Task to carry out: Starting with the line containing "legend-marker bbox=[1506, 233, 1520, 247]" and going on through the line containing "data-point bbox=[494, 35, 509, 48]", put those lines from the rows below into a Markdown table with columns No. and Text. Give each line a number, and leave out blank lines.

Provided material:
= = =

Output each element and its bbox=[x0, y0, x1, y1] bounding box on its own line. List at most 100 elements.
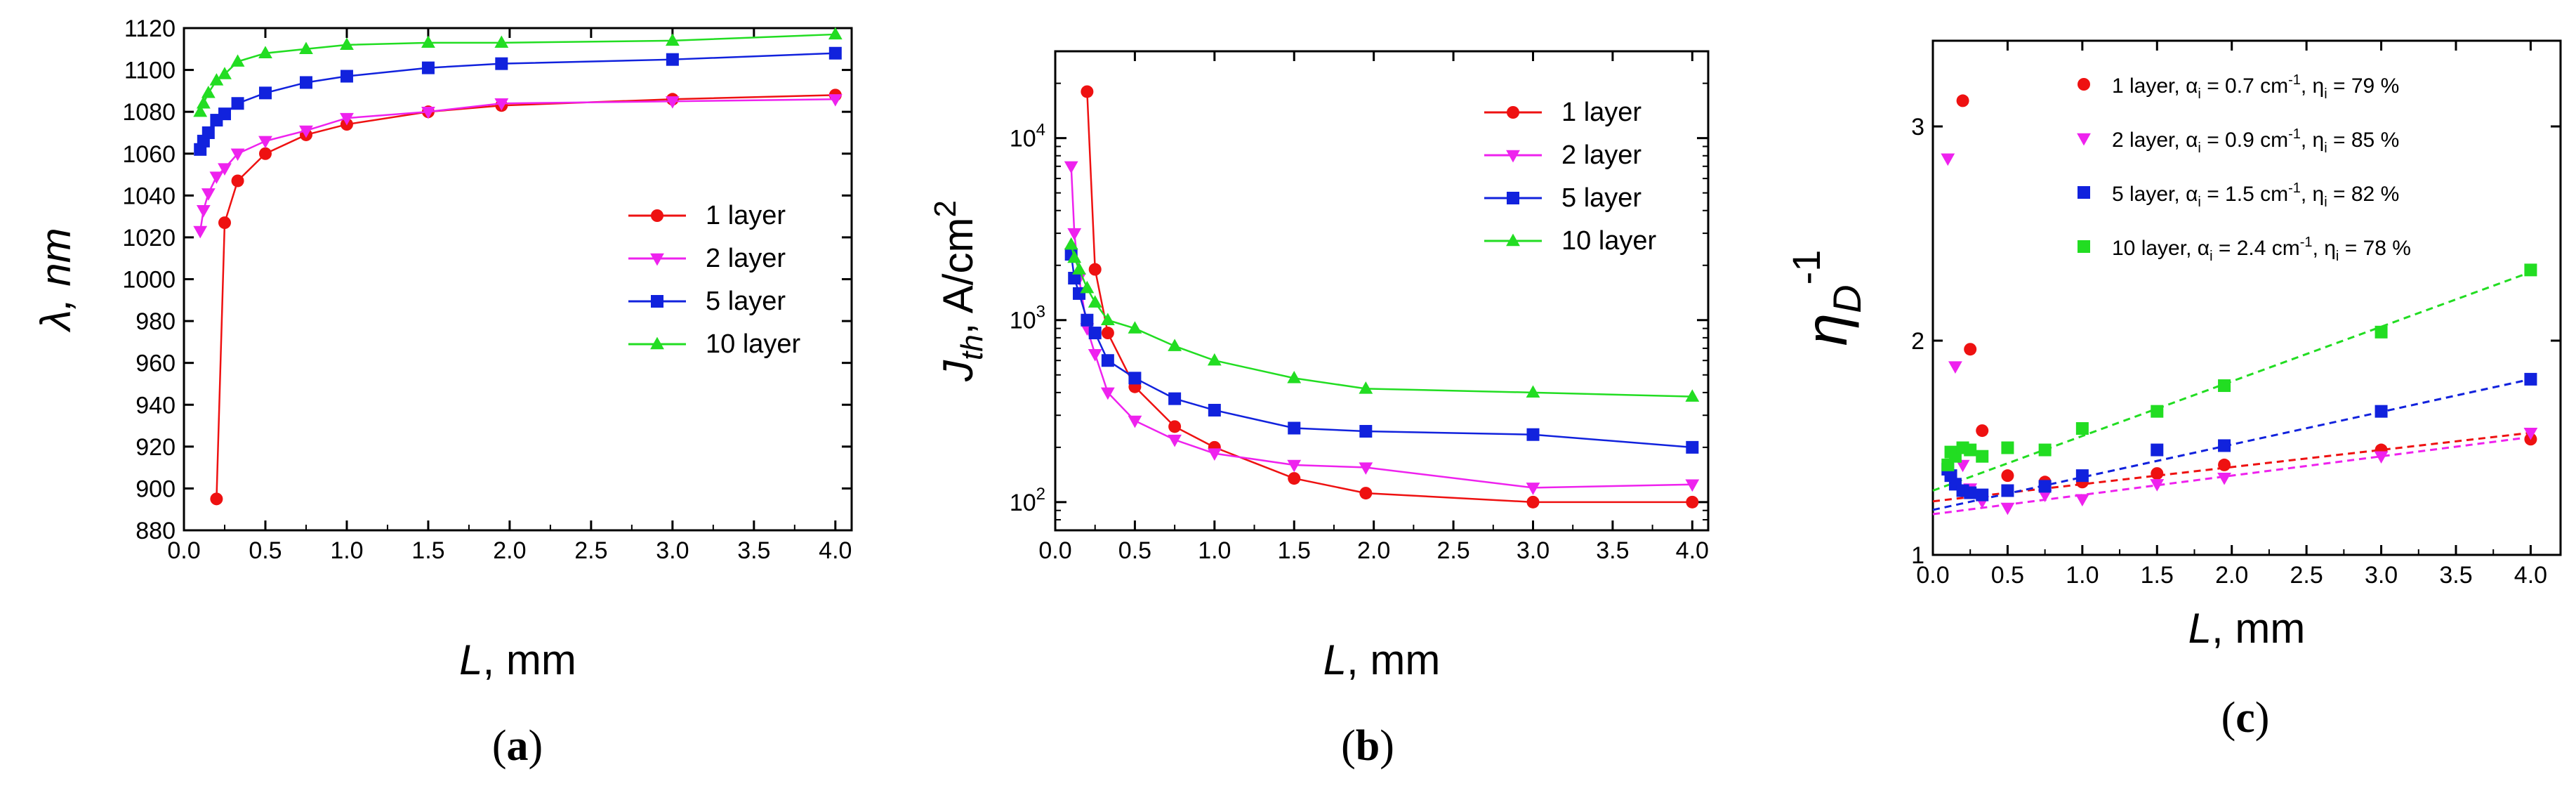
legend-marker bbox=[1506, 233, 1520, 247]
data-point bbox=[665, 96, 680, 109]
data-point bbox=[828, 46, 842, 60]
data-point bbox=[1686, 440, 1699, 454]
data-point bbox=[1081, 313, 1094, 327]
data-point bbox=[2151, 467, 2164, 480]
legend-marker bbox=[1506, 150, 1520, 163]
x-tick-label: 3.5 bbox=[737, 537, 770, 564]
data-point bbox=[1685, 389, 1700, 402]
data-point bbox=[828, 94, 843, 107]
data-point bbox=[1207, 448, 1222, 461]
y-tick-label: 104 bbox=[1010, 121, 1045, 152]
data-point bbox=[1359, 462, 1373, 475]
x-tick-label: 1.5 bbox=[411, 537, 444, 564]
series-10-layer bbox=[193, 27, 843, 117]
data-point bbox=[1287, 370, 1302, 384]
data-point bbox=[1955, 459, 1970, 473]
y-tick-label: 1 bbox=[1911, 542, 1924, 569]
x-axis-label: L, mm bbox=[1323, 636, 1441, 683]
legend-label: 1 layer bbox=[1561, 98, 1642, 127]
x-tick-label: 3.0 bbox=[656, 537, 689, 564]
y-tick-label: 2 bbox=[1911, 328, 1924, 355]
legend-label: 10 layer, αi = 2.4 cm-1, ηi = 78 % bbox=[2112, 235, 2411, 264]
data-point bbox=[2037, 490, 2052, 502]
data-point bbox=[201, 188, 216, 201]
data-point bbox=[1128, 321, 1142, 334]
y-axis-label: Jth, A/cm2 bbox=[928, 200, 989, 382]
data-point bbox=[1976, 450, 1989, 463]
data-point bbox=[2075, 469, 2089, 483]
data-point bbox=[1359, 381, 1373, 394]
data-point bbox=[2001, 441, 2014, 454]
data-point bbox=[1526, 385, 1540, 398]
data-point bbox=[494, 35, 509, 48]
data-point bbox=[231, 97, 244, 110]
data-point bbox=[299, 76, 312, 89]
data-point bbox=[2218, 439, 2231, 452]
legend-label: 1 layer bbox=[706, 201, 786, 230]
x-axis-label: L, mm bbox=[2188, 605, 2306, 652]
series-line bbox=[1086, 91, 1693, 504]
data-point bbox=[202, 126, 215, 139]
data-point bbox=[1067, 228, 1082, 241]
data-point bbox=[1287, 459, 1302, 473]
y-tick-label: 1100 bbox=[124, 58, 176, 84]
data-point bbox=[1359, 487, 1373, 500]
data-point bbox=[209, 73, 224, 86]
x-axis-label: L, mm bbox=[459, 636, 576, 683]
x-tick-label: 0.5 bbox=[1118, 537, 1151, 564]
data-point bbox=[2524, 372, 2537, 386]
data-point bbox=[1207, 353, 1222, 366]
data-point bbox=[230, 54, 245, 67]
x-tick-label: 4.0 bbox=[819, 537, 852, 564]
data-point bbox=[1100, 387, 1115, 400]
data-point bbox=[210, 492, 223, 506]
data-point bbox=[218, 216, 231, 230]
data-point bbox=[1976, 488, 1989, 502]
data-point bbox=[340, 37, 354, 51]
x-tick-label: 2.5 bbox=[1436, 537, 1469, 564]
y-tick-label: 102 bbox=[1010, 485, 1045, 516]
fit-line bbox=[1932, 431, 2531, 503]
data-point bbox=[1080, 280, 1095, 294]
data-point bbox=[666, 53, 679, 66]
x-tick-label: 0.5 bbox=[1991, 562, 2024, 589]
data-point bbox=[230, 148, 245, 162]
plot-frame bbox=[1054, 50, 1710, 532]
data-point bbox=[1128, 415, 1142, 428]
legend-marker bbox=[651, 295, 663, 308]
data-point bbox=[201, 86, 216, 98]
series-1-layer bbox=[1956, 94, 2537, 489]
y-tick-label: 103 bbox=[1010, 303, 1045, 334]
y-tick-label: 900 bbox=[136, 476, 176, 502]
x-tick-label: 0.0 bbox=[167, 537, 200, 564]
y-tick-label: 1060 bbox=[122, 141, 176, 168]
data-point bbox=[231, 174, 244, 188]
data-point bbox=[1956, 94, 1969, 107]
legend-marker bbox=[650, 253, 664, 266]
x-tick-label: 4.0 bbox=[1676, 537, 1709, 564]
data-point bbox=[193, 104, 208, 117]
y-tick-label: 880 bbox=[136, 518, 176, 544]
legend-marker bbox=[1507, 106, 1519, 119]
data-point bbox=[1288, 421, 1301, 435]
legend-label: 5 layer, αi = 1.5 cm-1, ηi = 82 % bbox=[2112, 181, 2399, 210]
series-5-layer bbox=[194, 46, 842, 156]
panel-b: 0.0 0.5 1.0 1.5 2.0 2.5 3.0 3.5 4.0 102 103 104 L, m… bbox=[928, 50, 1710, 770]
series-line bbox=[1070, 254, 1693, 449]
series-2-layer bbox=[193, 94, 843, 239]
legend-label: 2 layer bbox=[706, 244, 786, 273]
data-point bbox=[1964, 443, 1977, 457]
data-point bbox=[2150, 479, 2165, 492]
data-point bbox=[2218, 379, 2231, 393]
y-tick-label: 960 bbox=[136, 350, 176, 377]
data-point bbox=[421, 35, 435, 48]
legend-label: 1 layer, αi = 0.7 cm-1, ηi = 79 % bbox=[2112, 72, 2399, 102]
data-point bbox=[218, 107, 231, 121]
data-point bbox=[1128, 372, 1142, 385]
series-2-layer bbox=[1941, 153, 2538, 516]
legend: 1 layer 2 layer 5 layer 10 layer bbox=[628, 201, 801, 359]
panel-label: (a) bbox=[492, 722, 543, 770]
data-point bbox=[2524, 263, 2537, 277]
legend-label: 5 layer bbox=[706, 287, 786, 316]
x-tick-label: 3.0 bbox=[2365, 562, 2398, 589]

= = =

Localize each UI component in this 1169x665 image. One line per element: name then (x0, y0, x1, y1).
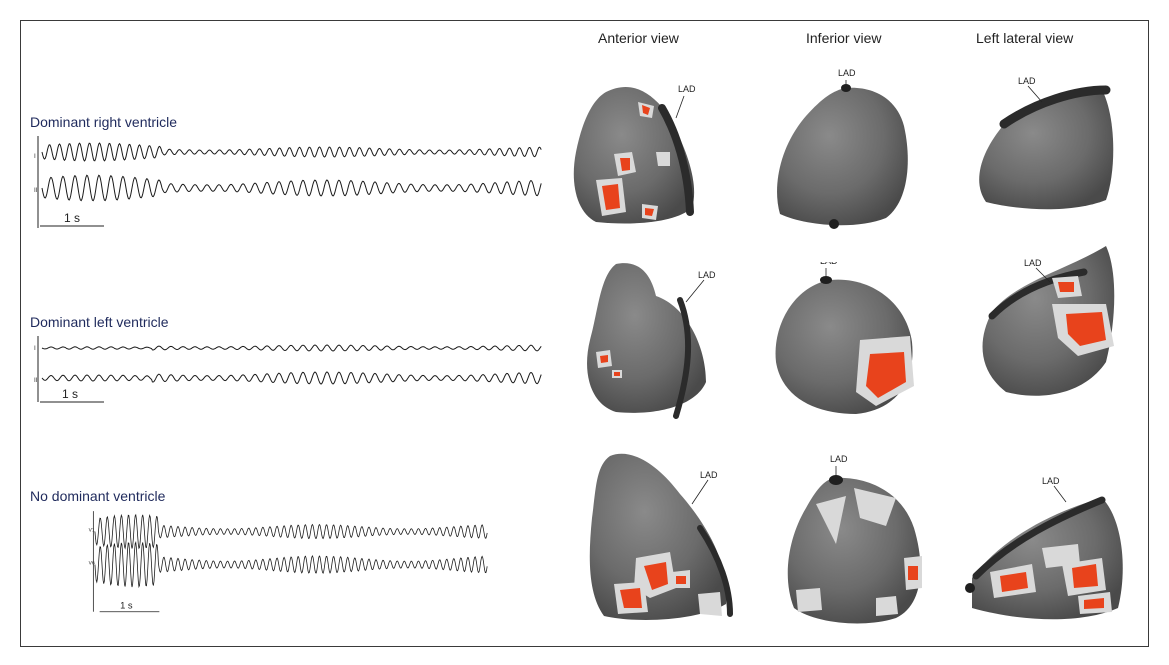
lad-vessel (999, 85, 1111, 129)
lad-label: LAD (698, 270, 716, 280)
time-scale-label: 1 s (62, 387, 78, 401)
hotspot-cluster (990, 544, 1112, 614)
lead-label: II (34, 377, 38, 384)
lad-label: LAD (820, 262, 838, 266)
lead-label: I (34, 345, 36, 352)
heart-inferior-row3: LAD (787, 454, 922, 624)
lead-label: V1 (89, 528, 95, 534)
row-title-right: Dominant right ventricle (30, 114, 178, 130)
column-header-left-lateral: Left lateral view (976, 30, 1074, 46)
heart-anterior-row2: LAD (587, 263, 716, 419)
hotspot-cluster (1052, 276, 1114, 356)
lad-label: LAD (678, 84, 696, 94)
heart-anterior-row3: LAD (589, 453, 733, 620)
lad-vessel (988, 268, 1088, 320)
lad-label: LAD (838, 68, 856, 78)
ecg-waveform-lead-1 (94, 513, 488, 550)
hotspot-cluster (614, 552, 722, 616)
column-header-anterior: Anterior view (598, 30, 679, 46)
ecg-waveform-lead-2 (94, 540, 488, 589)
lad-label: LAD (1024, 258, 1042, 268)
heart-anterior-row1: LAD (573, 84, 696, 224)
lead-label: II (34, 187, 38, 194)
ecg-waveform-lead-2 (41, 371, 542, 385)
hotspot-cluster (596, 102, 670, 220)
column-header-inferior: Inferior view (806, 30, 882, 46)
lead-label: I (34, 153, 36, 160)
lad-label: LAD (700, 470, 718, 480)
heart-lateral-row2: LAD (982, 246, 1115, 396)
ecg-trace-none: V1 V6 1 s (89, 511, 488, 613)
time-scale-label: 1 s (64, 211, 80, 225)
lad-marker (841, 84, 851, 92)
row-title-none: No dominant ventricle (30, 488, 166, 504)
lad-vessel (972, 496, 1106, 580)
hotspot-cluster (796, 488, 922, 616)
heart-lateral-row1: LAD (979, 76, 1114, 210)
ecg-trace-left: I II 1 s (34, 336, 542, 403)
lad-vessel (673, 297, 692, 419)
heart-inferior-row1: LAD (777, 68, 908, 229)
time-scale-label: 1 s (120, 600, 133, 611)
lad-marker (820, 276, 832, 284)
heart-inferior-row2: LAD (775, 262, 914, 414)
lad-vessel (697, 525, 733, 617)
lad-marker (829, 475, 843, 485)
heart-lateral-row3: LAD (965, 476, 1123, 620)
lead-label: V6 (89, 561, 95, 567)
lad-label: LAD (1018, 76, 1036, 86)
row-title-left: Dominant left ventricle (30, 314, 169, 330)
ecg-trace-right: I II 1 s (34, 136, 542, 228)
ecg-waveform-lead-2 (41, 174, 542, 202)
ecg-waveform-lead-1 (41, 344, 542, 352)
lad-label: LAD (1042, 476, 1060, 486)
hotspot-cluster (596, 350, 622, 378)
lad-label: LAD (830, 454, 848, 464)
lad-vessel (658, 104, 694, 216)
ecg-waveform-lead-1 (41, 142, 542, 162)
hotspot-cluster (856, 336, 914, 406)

= = =

Solved problem:
| No. | Text |
|---|---|
| 1 | legend-marker bbox=[1506, 233, 1520, 247] |
| 2 | data-point bbox=[665, 96, 680, 109] |
| 3 | data-point bbox=[828, 46, 842, 60] |
| 4 | data-point bbox=[1686, 440, 1699, 454] |
| 5 | data-point bbox=[1081, 313, 1094, 327] |
| 6 | data-point bbox=[2151, 467, 2164, 480] |
| 7 | legend-marker bbox=[1506, 150, 1520, 163] |
| 8 | x-tick-label: 3.5 bbox=[737, 537, 770, 564] |
| 9 | data-point bbox=[1685, 389, 1700, 402] |
| 10 | data-point bbox=[828, 94, 843, 107] |
| 11 | data-point bbox=[1207, 448, 1222, 461] |
| 12 | y-tick-label: 104 bbox=[1010, 121, 1045, 152] |
| 13 | data-point bbox=[1359, 462, 1373, 475] |
| 14 | x-tick-label: 1.5 bbox=[411, 537, 444, 564] |
| 15 | series-10-layer bbox=[193, 27, 843, 117] |
| 16 | data-point bbox=[1287, 370, 1302, 384] |
| 17 | data-point bbox=[1955, 459, 1970, 473] |
| 18 | y-tick-label: 1 bbox=[1911, 542, 1924, 569] |
| 19 | x-axis-label: L, mm bbox=[1323, 636, 1441, 683] |
| 20 | legend-label: 1 layer bbox=[1561, 98, 1642, 127] |
| 21 | x-tick-label: 3.0 bbox=[656, 537, 689, 564] |
| 22 | y-tick-label: 2 bbox=[1911, 328, 1924, 355] |
| 23 | legend-label: 10 layer, αi = 2.4 cm-1, ηi = 78 % bbox=[2112, 235, 2411, 264] |
| 24 | data-point bbox=[2037, 490, 2052, 502] |
| 25 | data-point bbox=[201, 188, 216, 201] |
| 26 | data-point bbox=[1128, 321, 1142, 334] |
| 27 | y-axis-label: Jth, A/cm2 bbox=[928, 200, 989, 382] |
| 28 | data-point bbox=[1976, 450, 1989, 463] |
| 29 | data-point bbox=[2075, 469, 2089, 483] |
| 30 | data-point bbox=[1359, 381, 1373, 394] |
| 31 | data-point bbox=[2001, 441, 2014, 454] |
| 32 | data-point bbox=[1526, 385, 1540, 398] |
| 33 | data-point bbox=[494, 35, 509, 48] |